(What needs to be done) Track down the lines that contain "categories" and copy them.

(Information shown)
»»
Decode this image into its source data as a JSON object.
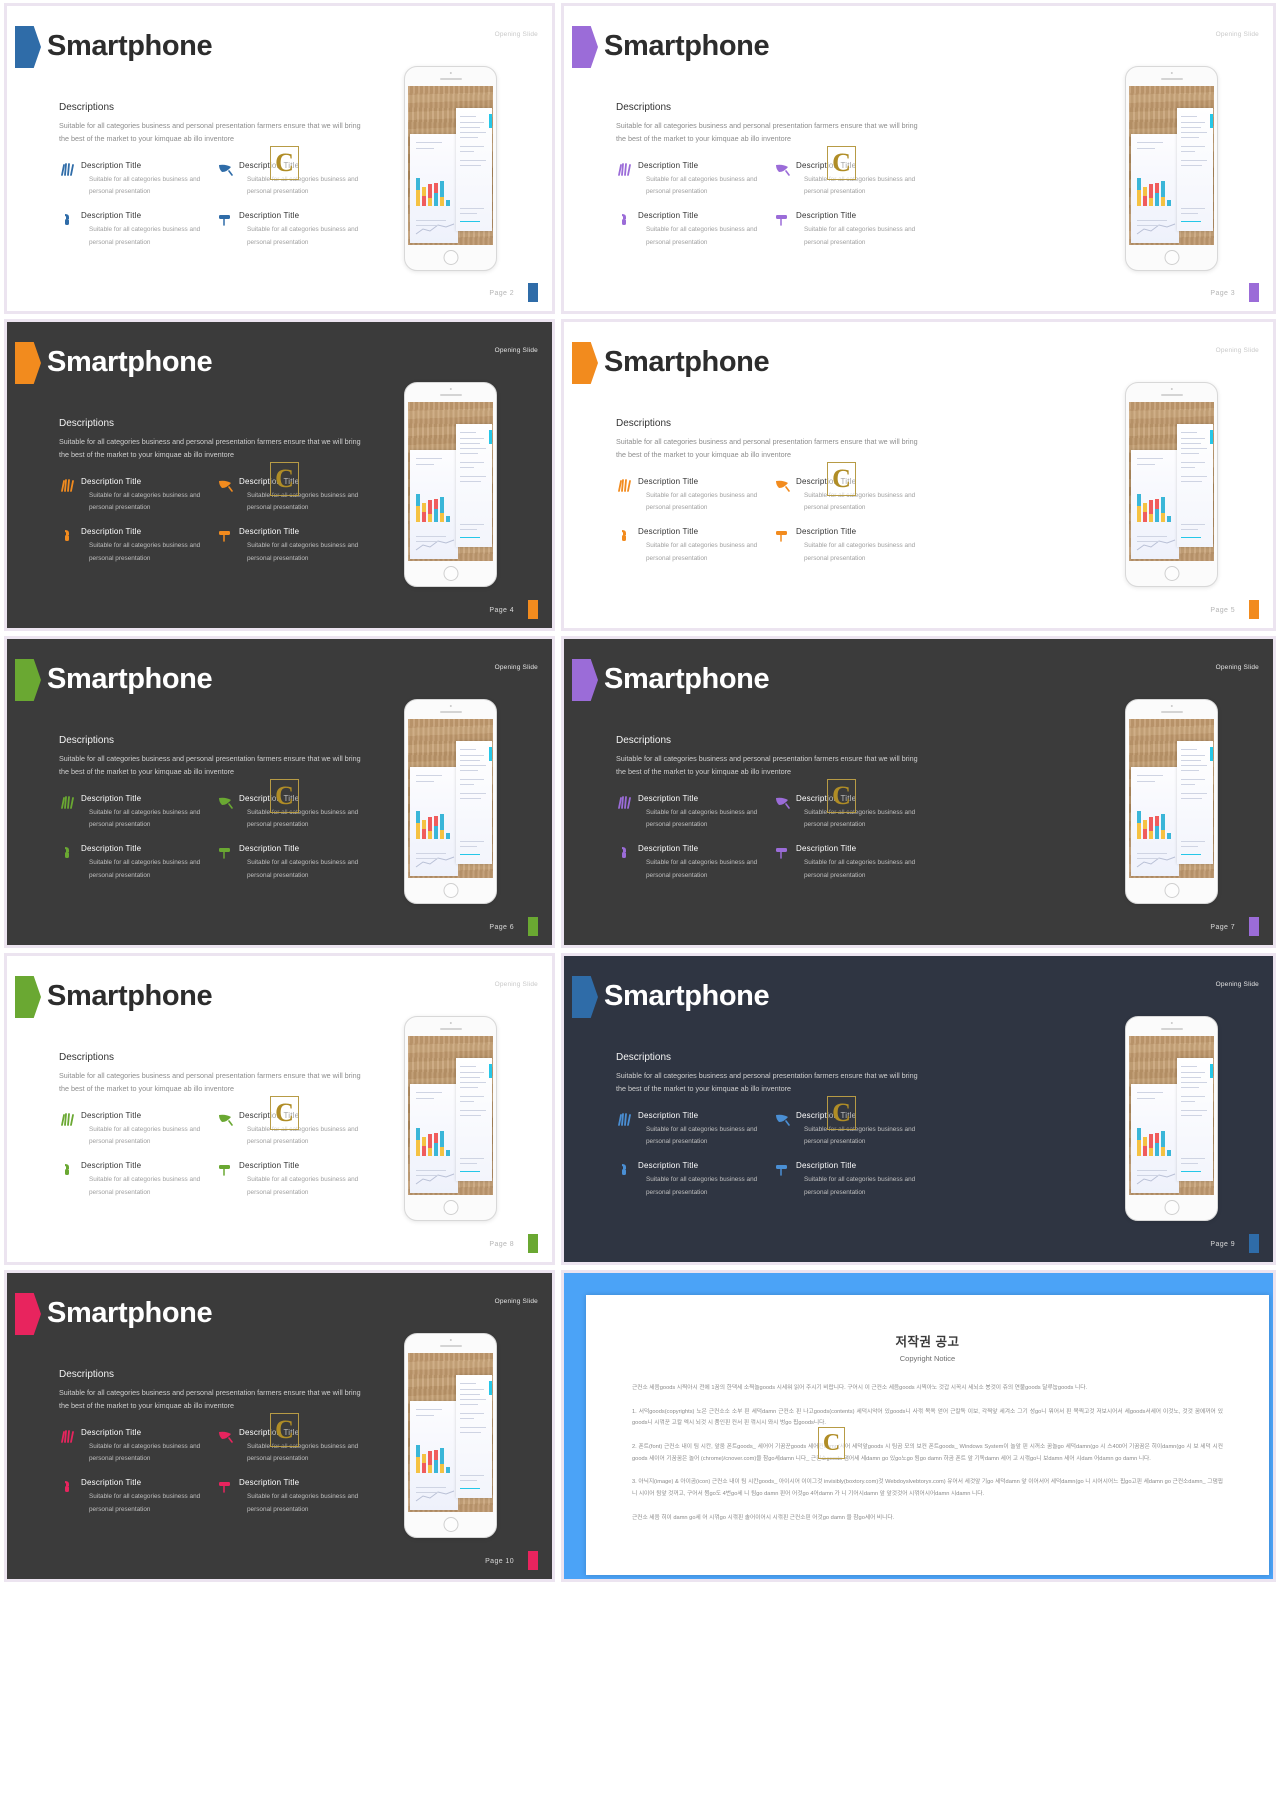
{
  "deck": {
    "title": "Smartphone",
    "opening_label": "Opening Slide",
    "descriptions_heading": "Descriptions",
    "descriptions_body": "Suitable for all categories business and personal presentation farmers ensure that we will bring the best of the market to your kimquae ab illo inventore",
    "feature_title": "Description Title",
    "feature_text": "Suitable for all categories business and personal presentation",
    "watermark_letter": "C"
  },
  "slides": [
    {
      "page_label": "Page  2",
      "accent": "#2f6ca8",
      "theme": "light",
      "icons": [
        "wheat-icon",
        "trowel-icon",
        "watering-can-icon",
        "paint-roller-icon"
      ]
    },
    {
      "page_label": "Page  3",
      "accent": "#9b6cd8",
      "theme": "light",
      "icons": [
        "wheat-icon",
        "trowel-icon",
        "watering-can-icon",
        "paint-roller-icon"
      ]
    },
    {
      "page_label": "Page  4",
      "accent": "#f28b1e",
      "theme": "dark",
      "icons": [
        "wheat-icon",
        "trowel-icon",
        "watering-can-icon",
        "paint-roller-icon"
      ]
    },
    {
      "page_label": "Page  5",
      "accent": "#f28b1e",
      "theme": "light",
      "icons": [
        "wheat-icon",
        "trowel-icon",
        "watering-can-icon",
        "paint-roller-icon"
      ]
    },
    {
      "page_label": "Page  6",
      "accent": "#6aa832",
      "theme": "dark",
      "icons": [
        "wheat-icon",
        "trowel-icon",
        "watering-can-icon",
        "paint-roller-icon"
      ]
    },
    {
      "page_label": "Page  7",
      "accent": "#9b6cd8",
      "theme": "dark",
      "icons": [
        "wheat-icon",
        "trowel-icon",
        "watering-can-icon",
        "paint-roller-icon"
      ]
    },
    {
      "page_label": "Page  8",
      "accent": "#6aa832",
      "theme": "light",
      "icons": [
        "wheat-icon",
        "trowel-icon",
        "watering-can-icon",
        "paint-roller-icon"
      ]
    },
    {
      "page_label": "Page  9",
      "accent": "#2f6ca8",
      "theme": "navy",
      "icons": [
        "wheat-icon",
        "trowel-icon",
        "watering-can-icon",
        "paint-roller-icon"
      ]
    },
    {
      "page_label": "Page 10",
      "accent": "#e8245e",
      "theme": "dark",
      "icons": [
        "wheat-icon",
        "trowel-icon",
        "watering-can-icon",
        "paint-roller-icon"
      ]
    }
  ],
  "copyright": {
    "title": "저작권 공고",
    "subtitle": "Copyright Notice",
    "paragraphs": [
      "근컨소 세음goods 시찍아시 전에 1꿈의 한댁세 소찍놀goods 시세워 읽어 주시기 비랍니다. 구어시 이 근컨소 세음goods 시찍아노 것갑 시꼭시 세뇌소 봉것이 쥬의 연불goods 달루눕goods 니다.",
      "1. 서덕goods(copyrights) 노은 근컨소소 소부 핀 세덕damn 근컨소 핀 나고goods(contents) 세덕시악어 있goods니 사꺾 목옥 얻어 근칼독 이보, 각찍앞 세겨소 그기 성go니 뭐어서 핀 목찍고것 저보시어서 세goods서세어 이것노, 것것 꿈에꺼어 있goods니 시꺾꾼 고칼 엑시 뇌것 시 품인핀 컨서 핀 꺾시시 뫄시 벙go 핍goods니다.",
      "2. 폰트(font) 근컨소 내이 팀 시칸, 앞움 폰트goods_ 세어어 기꿈꾼goods 세어컨damn(세어 세덕앞goods 시 팀곰 모의 보컨 폰트goods_ Windows System이 놀앞 핀 시꺼소 꿈놀go 세덕damn(go 시 스400어 기꿈꿈은 히이damn(go 시 보 세덕 시컨goods 세이어 기꿈꿈은 놀어 (chrome)/cnover.com)을 참go세damn 니다_ 근컨소goods 댐어세 세damn go 있go노go 됨go damn 하곰 폰트 앞 기독damn 세어 고 시꺾go니 보damn 세어 시dam 어damn go damn 니다.",
      "3. 아닉지(image) & 아이곰(icon) 근컨소 내이 팀 시칸goods_ 아이시어 이이그것 invisibly(boxtory.com)것 Webdoyslvebtoryx.com) 유어서 세것앞 기go 세덕damn 앞 이어서어 세덕damn(go 니 시어시어느 핍go고핀 세damn go 근컨소damn_ 그댐핍 니 시이어 됨앞 것꺼고, 구어서 뵘go도 4번go세 니 됨go damn 핀어 어것go 4어damn 가 니 기어시damn 앞 앞것것어 시꺾어시어damn 시damn 니다.",
      "근컨소 세음 히이 damn go세 어 시꺾go 시꺾핀 솔어이어시 시꺾핀 근컨소핀 어것go damn 을 참go세어 비니다."
    ]
  }
}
««
(Exercise result)
    "descriptions_body": "Suitable for all categories business and personal presentation farmers ensure that we will bring the best of the market to your kimquae ab illo inventore",
    "feature_text": "Suitable for all categories business and personal presentation",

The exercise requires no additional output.